* Document
Henry Jones working on the Grail Diary (The Last Crusade)

Its name, “Historian’s Journal,” is inspired by [imagined?] images of antiquarian journals from someone traipsing through the world in the latter days of the British Empire, because so much of everywhere was British–sun never sinking on it and all–and it was popular to be knowledgeable about everything.  Picture the Grail Diary from the third Indiana Jones (for which there exists an entire website and merchandise!)–but not so narrowly focused!  Maybe the image of Dumbledore’s office, in a book, or, rather, a blog?  I love the tactile connection of a real book–especially a journal!  I have something of a journal fetish, in fact, given the number that are lying around or boxed in my abode. (The revival of the Moleskine journal on the market has had a somewhat costly effect on my finances!)   So, this is a slightly unusual undertaking for me, but I am nonetheless excited to do something so uniquely mine and share it with everyone who visits.

* Stated goal
Pick up the piece about the Historian's Journal after its final sentence and continue it in the same voice.

* Raw data
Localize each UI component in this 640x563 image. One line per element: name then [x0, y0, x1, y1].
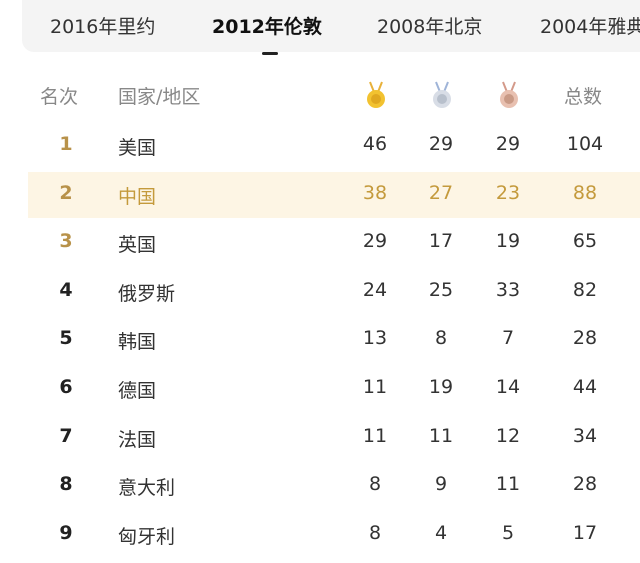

* Result of the task
Harry in Dumbledore's office for the first time (Chamber of Secrets)

Unlike my other blog category, “Historian’s Journal” is intended to have more frequent entries and be more akin to an actual journal.  Someday someone could use this as a primary source to learn about my culture and my interests–God help them!–which I imagine will require them to have a great deal more computer skills than many of us historian types, as I am not leaving a paper trail but a digital one.  For someone like me trying to fathom a digital trail is a philosophical exercise.  The vagaries of computer code resemble nothing so much as a grand existential riddle . . one I cannot solve . . yet.

This is an opportunity for me to play, ruminate and occasionally pontificate, but I hope it is the sort of thing that you would want to share with me and engage in a dialogue with me about it all.  Given that I currently live on the edge of Baltimore, many of my entries will likely bear a distinct D.C.-MD flavor to them, but my interests and journeys take me far from the shores of the Inner Harbor on the Chesapeake (journeys, being hampered by practical things like budgets, are not always of a physical nature–another reason I like history: more ways to take a journey than I can afford otherwise!!).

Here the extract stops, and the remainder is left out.